Required work.
Below are some records; retype all of them exactly.

# Start of Raw data

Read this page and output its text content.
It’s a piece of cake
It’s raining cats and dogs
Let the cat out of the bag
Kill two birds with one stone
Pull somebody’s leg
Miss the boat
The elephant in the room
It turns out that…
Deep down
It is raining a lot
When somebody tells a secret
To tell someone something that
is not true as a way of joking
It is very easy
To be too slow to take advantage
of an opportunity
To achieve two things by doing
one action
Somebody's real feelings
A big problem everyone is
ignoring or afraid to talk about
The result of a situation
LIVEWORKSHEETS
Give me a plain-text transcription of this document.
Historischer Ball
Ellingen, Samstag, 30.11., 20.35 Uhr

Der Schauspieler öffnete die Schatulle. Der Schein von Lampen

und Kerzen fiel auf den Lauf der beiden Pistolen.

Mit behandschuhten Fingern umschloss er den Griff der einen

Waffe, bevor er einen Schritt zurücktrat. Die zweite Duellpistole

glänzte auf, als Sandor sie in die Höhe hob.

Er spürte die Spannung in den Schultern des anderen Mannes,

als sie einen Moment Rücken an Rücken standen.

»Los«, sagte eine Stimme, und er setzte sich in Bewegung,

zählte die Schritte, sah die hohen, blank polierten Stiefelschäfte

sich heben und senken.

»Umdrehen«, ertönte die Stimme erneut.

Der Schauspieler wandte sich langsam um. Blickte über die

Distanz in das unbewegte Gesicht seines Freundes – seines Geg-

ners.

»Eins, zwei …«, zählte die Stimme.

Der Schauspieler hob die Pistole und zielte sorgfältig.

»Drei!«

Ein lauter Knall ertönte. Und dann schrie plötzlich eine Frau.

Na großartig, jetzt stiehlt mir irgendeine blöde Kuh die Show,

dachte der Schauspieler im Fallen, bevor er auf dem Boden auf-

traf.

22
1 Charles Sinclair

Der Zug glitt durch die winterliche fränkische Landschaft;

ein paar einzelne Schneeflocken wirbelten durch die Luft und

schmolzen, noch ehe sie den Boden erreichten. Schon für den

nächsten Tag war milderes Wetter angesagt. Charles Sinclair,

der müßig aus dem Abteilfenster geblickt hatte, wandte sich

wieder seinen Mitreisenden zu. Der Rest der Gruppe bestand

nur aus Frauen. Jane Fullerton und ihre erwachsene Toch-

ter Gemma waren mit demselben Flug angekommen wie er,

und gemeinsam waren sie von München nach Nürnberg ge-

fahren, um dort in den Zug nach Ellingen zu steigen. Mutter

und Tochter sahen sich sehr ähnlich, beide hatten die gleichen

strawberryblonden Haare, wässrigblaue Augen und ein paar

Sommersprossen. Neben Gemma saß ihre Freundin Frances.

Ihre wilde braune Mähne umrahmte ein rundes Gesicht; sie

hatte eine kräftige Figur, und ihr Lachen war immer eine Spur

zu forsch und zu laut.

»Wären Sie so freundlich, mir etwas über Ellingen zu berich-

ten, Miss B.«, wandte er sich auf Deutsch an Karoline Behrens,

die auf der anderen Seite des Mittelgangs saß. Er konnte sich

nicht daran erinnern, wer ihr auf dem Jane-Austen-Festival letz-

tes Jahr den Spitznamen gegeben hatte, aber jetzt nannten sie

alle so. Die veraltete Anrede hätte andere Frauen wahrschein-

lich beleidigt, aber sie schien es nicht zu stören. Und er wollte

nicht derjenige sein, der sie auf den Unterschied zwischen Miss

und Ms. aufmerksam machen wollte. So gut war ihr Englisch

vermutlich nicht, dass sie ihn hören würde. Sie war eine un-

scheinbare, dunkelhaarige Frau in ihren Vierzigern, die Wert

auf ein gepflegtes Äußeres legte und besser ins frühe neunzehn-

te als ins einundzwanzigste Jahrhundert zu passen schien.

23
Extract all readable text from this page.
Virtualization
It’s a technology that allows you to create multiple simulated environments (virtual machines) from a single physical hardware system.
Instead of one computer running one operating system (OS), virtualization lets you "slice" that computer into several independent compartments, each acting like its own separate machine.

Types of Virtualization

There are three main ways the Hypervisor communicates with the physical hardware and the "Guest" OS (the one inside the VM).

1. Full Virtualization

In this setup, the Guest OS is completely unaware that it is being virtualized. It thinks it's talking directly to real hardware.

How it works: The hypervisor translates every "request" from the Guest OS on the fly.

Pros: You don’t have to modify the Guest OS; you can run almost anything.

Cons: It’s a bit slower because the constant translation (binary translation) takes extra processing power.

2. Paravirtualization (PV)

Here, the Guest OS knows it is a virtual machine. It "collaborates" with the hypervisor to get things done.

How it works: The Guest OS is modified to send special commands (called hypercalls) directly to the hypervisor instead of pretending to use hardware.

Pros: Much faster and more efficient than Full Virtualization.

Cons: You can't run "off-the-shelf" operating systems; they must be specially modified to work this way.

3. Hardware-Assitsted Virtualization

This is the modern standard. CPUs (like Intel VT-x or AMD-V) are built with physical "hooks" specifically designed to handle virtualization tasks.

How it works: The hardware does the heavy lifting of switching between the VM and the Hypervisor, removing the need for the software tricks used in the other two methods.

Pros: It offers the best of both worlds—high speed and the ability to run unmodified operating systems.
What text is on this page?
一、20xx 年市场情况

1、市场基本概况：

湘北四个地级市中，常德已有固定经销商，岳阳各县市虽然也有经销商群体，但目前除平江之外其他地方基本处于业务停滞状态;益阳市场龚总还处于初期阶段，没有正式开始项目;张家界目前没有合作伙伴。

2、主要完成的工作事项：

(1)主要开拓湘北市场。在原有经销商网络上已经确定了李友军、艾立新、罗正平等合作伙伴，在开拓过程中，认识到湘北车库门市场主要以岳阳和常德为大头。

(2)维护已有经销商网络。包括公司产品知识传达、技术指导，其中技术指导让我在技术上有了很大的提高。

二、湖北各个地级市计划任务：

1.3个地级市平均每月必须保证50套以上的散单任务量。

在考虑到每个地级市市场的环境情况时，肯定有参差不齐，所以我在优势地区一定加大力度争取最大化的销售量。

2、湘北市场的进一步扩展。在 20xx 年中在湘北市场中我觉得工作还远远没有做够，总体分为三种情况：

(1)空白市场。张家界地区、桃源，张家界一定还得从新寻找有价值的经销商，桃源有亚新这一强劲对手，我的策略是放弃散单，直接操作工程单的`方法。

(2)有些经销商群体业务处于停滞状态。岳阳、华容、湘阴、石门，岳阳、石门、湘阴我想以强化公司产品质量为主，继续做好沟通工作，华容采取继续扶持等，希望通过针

# End of Raw data

Written response.
Read this page and output its text content.
It’s a piece of cake
It’s raining cats and dogs
Let the cat out of the bag
Kill two birds with one stone
Pull somebody’s leg
Miss the boat
The elephant in the room
It turns out that…
Deep down
It is raining a lot
When somebody tells a secret
To tell someone something that
is not true as a way of joking
It is very easy
To be too slow to take advantage
of an opportunity
To achieve two things by doing
one action
Somebody's real feelings
A big problem everyone is
ignoring or afraid to talk about
The result of a situation
LIVEWORKSHEETS
Give me a plain-text transcription of this document.
Historischer Ball
Ellingen, Samstag, 30.11., 20.35 Uhr

Der Schauspieler öffnete die Schatulle. Der Schein von Lampen

und Kerzen fiel auf den Lauf der beiden Pistolen.

Mit behandschuhten Fingern umschloss er den Griff der einen

Waffe, bevor er einen Schritt zurücktrat. Die zweite Duellpistole

glänzte auf, als Sandor sie in die Höhe hob.

Er spürte die Spannung in den Schultern des anderen Mannes,

als sie einen Moment Rücken an Rücken standen.

»Los«, sagte eine Stimme, und er setzte sich in Bewegung,

zählte die Schritte, sah die hohen, blank polierten Stiefelschäfte

sich heben und senken.

»Umdrehen«, ertönte die Stimme erneut.

Der Schauspieler wandte sich langsam um. Blickte über die

Distanz in das unbewegte Gesicht seines Freundes – seines Geg-

ners.

»Eins, zwei …«, zählte die Stimme.

Der Schauspieler hob die Pistole und zielte sorgfältig.

»Drei!«

Ein lauter Knall ertönte. Und dann schrie plötzlich eine Frau.

Na großartig, jetzt stiehlt mir irgendeine blöde Kuh die Show,

dachte der Schauspieler im Fallen, bevor er auf dem Boden auf-

traf.

22
1 Charles Sinclair

Der Zug glitt durch die winterliche fränkische Landschaft;

ein paar einzelne Schneeflocken wirbelten durch die Luft und

schmolzen, noch ehe sie den Boden erreichten. Schon für den

nächsten Tag war milderes Wetter angesagt. Charles Sinclair,

der müßig aus dem Abteilfenster geblickt hatte, wandte sich

wieder seinen Mitreisenden zu. Der Rest der Gruppe bestand

nur aus Frauen. Jane Fullerton und ihre erwachsene Toch-

ter Gemma waren mit demselben Flug angekommen wie er,

und gemeinsam waren sie von München nach Nürnberg ge-

fahren, um dort in den Zug nach Ellingen zu steigen. Mutter

und Tochter sahen sich sehr ähnlich, beide hatten die gleichen

strawberryblonden Haare, wässrigblaue Augen und ein paar

Sommersprossen. Neben Gemma saß ihre Freundin Frances.

Ihre wilde braune Mähne umrahmte ein rundes Gesicht; sie

hatte eine kräftige Figur, und ihr Lachen war immer eine Spur

zu forsch und zu laut.

»Wären Sie so freundlich, mir etwas über Ellingen zu berich-

ten, Miss B.«, wandte er sich auf Deutsch an Karoline Behrens,

die auf der anderen Seite des Mittelgangs saß. Er konnte sich

nicht daran erinnern, wer ihr auf dem Jane-Austen-Festival letz-

tes Jahr den Spitznamen gegeben hatte, aber jetzt nannten sie

alle so. Die veraltete Anrede hätte andere Frauen wahrschein-

lich beleidigt, aber sie schien es nicht zu stören. Und er wollte

nicht derjenige sein, der sie auf den Unterschied zwischen Miss

und Ms. aufmerksam machen wollte. So gut war ihr Englisch

vermutlich nicht, dass sie ihn hören würde. Sie war eine un-

scheinbare, dunkelhaarige Frau in ihren Vierzigern, die Wert

auf ein gepflegtes Äußeres legte und besser ins frühe neunzehn-

te als ins einundzwanzigste Jahrhundert zu passen schien.

23
Extract all readable text from this page.
Virtualization
It’s a technology that allows you to create multiple simulated environments (virtual machines) from a single physical hardware system.
Instead of one computer running one operating system (OS), virtualization lets you "slice" that computer into several independent compartments, each acting like its own separate machine.

Types of Virtualization

There are three main ways the Hypervisor communicates with the physical hardware and the "Guest" OS (the one inside the VM).

1. Full Virtualization

In this setup, the Guest OS is completely unaware that it is being virtualized. It thinks it's talking directly to real hardware.

How it works: The hypervisor translates every "request" from the Guest OS on the fly.

Pros: You don’t have to modify the Guest OS; you can run almost anything.

Cons: It’s a bit slower because the constant translation (binary translation) takes extra processing power.

2. Paravirtualization (PV)

Here, the Guest OS knows it is a virtual machine. It "collaborates" with the hypervisor to get things done.

How it works: The Guest OS is modified to send special commands (called hypercalls) directly to the hypervisor instead of pretending to use hardware.

Pros: Much faster and more efficient than Full Virtualization.

Cons: You can't run "off-the-shelf" operating systems; they must be specially modified to work this way.

3. Hardware-Assitsted Virtualization

This is the modern standard. CPUs (like Intel VT-x or AMD-V) are built with physical "hooks" specifically designed to handle virtualization tasks.

How it works: The hardware does the heavy lifting of switching between the VM and the Hypervisor, removing the need for the software tricks used in the other two methods.

Pros: It offers the best of both worlds—high speed and the ability to run unmodified operating systems.
What text is on this page?
一、20xx 年市场情况

1、市场基本概况：

湘北四个地级市中，常德已有固定经销商，岳阳各县市虽然也有经销商群体，但目前除平江之外其他地方基本处于业务停滞状态;益阳市场龚总还处于初期阶段，没有正式开始项目;张家界目前没有合作伙伴。

2、主要完成的工作事项：

(1)主要开拓湘北市场。在原有经销商网络上已经确定了李友军、艾立新、罗正平等合作伙伴，在开拓过程中，认识到湘北车库门市场主要以岳阳和常德为大头。

(2)维护已有经销商网络。包括公司产品知识传达、技术指导，其中技术指导让我在技术上有了很大的提高。

二、湖北各个地级市计划任务：

1.3个地级市平均每月必须保证50套以上的散单任务量。

在考虑到每个地级市市场的环境情况时，肯定有参差不齐，所以我在优势地区一定加大力度争取最大化的销售量。

2、湘北市场的进一步扩展。在 20xx 年中在湘北市场中我觉得工作还远远没有做够，总体分为三种情况：

(1)空白市场。张家界地区、桃源，张家界一定还得从新寻找有价值的经销商，桃源有亚新这一强劲对手，我的策略是放弃散单，直接操作工程单的`方法。

(2)有些经销商群体业务处于停滞状态。岳阳、华容、湘阴、石门，岳阳、石门、湘阴我想以强化公司产品质量为主，继续做好沟通工作，华容采取继续扶持等，希望通过针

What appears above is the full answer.